▶ **Exercise prompt**:
Extract the lines that carry the string "группы" from the listing.

start Material supplied

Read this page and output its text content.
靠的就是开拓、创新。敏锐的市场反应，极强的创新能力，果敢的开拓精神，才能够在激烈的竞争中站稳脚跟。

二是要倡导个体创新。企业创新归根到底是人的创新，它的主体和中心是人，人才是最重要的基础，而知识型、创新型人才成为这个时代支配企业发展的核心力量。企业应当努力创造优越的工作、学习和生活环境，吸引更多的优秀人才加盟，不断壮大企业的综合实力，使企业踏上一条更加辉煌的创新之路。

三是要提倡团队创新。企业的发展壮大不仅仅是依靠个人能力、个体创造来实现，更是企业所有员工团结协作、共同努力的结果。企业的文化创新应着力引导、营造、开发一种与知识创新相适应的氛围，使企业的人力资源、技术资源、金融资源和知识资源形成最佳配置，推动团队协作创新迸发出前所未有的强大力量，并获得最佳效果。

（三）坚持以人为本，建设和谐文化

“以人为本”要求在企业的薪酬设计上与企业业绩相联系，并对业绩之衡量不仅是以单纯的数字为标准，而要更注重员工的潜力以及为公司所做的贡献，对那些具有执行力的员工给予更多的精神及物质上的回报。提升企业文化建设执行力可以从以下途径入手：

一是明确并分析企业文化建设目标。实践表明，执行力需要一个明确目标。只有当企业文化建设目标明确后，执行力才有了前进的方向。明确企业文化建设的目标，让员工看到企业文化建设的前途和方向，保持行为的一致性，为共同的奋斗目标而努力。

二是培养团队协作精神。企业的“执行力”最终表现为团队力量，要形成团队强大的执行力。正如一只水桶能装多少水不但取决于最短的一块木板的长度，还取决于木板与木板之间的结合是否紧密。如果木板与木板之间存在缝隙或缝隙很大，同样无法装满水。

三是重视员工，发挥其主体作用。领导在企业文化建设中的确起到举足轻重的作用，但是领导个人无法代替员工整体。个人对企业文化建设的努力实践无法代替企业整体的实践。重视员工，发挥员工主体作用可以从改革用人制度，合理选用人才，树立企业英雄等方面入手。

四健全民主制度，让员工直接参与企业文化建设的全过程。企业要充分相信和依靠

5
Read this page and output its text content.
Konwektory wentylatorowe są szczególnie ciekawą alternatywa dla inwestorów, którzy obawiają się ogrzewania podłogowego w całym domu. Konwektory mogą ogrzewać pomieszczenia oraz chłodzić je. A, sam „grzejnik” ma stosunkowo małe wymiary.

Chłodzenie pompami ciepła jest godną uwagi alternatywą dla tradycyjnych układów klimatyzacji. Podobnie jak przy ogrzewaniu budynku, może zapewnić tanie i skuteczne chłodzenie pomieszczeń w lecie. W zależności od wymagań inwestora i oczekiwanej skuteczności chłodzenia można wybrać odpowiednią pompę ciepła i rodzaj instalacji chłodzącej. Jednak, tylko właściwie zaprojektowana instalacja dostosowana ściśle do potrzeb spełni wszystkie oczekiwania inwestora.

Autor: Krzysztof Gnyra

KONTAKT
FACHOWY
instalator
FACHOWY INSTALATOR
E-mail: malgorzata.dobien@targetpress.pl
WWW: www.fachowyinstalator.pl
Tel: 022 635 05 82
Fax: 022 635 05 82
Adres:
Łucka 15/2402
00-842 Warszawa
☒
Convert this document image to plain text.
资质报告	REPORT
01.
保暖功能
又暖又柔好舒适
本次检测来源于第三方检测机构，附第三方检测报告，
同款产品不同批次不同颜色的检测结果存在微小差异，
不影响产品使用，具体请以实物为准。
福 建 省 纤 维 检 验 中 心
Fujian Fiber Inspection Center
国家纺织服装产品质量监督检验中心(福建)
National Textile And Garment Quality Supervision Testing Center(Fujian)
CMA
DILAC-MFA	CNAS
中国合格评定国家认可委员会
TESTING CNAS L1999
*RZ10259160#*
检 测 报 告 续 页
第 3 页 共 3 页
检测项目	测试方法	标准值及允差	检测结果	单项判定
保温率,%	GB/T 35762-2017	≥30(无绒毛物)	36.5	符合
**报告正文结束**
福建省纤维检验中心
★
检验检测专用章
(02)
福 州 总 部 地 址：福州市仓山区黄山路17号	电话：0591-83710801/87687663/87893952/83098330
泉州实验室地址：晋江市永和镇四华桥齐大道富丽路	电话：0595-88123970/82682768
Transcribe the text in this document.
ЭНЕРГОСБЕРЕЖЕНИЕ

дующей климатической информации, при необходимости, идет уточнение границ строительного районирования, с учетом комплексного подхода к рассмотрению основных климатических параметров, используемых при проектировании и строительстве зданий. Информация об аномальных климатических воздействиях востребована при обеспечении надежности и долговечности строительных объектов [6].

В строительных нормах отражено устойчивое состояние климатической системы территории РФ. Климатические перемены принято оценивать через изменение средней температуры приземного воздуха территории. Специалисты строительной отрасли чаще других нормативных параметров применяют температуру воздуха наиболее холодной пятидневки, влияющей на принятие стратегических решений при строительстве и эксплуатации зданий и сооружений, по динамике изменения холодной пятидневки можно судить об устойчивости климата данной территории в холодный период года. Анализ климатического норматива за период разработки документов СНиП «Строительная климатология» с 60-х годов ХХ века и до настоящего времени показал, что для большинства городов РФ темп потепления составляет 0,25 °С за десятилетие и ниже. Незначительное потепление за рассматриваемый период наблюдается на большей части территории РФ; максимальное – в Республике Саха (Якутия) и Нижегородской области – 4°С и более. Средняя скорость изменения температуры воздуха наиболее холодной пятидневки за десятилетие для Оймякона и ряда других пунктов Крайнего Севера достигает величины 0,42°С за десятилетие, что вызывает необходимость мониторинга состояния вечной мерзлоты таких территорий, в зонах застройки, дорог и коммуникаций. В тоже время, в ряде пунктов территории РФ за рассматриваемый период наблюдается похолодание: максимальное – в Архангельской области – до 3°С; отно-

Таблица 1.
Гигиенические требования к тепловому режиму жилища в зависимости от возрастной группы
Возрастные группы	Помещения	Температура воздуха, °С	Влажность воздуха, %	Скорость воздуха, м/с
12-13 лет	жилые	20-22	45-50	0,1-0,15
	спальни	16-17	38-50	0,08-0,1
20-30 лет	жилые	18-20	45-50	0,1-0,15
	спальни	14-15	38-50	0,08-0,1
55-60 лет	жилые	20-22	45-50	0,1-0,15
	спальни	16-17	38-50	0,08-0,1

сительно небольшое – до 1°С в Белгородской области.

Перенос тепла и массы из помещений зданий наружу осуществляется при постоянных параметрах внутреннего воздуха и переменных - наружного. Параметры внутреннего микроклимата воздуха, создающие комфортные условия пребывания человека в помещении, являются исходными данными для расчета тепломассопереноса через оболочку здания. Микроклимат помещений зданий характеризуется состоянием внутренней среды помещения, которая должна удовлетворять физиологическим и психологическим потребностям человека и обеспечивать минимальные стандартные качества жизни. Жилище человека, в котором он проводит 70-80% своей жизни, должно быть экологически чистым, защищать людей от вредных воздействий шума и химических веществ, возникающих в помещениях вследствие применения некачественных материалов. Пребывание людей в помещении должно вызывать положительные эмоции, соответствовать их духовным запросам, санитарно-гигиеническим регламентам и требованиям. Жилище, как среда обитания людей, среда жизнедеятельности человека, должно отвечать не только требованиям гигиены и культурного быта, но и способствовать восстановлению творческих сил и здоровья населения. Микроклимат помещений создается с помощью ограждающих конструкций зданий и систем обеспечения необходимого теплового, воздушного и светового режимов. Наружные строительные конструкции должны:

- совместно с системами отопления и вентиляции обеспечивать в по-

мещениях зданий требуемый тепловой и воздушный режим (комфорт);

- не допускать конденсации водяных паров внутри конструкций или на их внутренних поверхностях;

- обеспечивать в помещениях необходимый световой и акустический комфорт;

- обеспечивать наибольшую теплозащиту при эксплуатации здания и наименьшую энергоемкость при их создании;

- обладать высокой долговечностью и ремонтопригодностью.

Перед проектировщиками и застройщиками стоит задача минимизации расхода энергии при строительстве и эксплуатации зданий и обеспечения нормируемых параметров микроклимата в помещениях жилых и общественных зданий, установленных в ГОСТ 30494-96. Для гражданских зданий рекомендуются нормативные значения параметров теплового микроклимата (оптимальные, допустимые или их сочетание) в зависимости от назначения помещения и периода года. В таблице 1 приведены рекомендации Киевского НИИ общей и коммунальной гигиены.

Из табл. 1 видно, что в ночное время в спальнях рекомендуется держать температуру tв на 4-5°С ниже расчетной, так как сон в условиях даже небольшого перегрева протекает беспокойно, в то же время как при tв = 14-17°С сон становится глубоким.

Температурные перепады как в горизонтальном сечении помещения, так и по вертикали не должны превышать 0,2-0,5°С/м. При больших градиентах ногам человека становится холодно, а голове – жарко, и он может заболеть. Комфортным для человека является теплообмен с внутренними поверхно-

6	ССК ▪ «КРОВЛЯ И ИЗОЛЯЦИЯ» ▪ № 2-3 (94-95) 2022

end Material supplied

▶ **Solved problem**:
Гигиенические требования к тепловому режиму жилища в зависимости от возрастной группы
Возрастные группы	Помещения	Температура воздуха, °С	Влажность воздуха, %	Скорость воздуха, м/с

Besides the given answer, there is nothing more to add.